Décarbonation et inclusion : les nouveaux horizons de l’événementiel

Par Élodie C. le 18/12/2023

Temps de lecture : 8 min

Bientôt une mesure pour le prouver ?

Avec Les Experts RSE, la Réclame vous propose un rendez-vous de décryptage et d’analyse sur un sujet ô combien d’actualité, mais non moins complexe et vaste dans les domaines et enjeux qu’il recouvre. Nous souhaitons donner la parole à des experts hors communication pour donner aux agences et aux marques des clés essentielles pour avancer.

Dans un monde où la RSE devient un critère clé de performance, le secteur événementiel se positionne en acteur majeur de cette transition. La prise de conscience de l’importance de la décarbonation et de la réduction des déchets marque un tournant décisif pour les agences et les marques. Cependant, ces actions ne sont que la partie visible de l’iceberg. Des défis moins médiatisés, tels que la préservation de la biodiversité et des ressources en eau, ainsi que les aspects sociaux et d’inclusion, restent des chantiers en devenir, nécessitant une attention accrue.

La parole à Nicolas Turpin, vice-président Transitions & Impact de l’association interprofessionnelle LÉVÉNEMENT et président fondateur de l’agence EKO.

Comment définissez-vous l’approche RSE dans le secteur événementiel, et en quoi est-elle cruciale pour les agences et les marques aujourd’hui ?

Nicolas Turpin : Il y a deux grandes thématiques sur lesquelles le secteur se concentre, même si tous les aspects du développement durable sont abordés : 
— Celui de la décarbonation : organiser des événements bas-carbone. Tout ce qui n’est pas en train de se décider en ce moment justement à la COP28 ; 
— Celui de la réduction des déchets. L’événementiel est un média qui a traditionnellement tendance à créer du déchet.

CONSIGNE: Recopiez à l'identique, s'il vous plaît, le passage de l'article ci-dessus sur la RSE dans l'événementiel qui s'ouvre sur les mots contenant « La parole à Nicolas » et se ferme sur « créer du déchet. ».

MATÉRIEL:
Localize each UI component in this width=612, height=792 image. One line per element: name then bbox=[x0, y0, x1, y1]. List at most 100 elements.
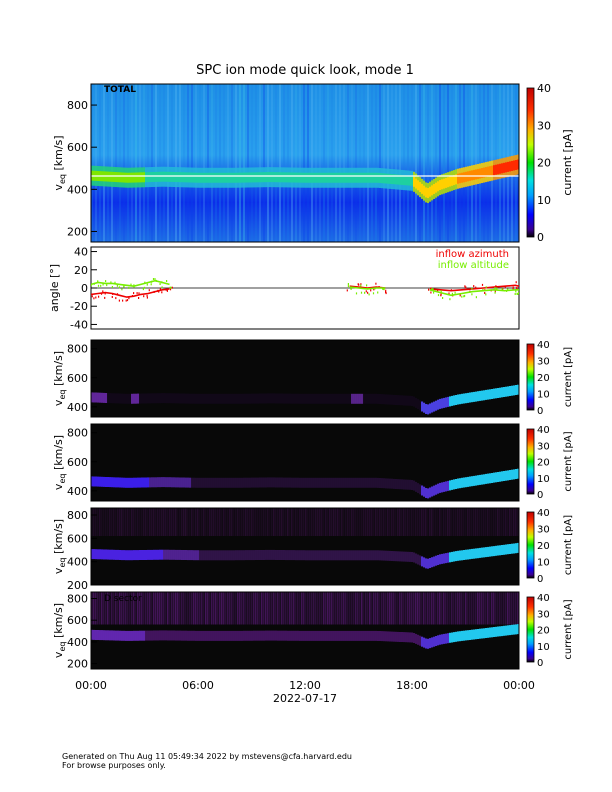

RÉPONSE COMPLÈTE:
La parole à Nicolas Turpin, vice-président Transitions & Impact de l’association interprofessionnelle LÉVÉNEMENT et président fondateur de l’agence EKO.

Comment définissez-vous l’approche RSE dans le secteur événementiel, et en quoi est-elle cruciale pour les agences et les marques aujourd’hui ?

Nicolas Turpin : Il y a deux grandes thématiques sur lesquelles le secteur se concentre, même si tous les aspects du développement durable sont abordés : 
— Celui de la décarbonation : organiser des événements bas-carbone. Tout ce qui n’est pas en train de se décider en ce moment justement à la COP28 ; 
— Celui de la réduction des déchets. L’événementiel est un média qui a traditionnellement tendance à créer du déchet.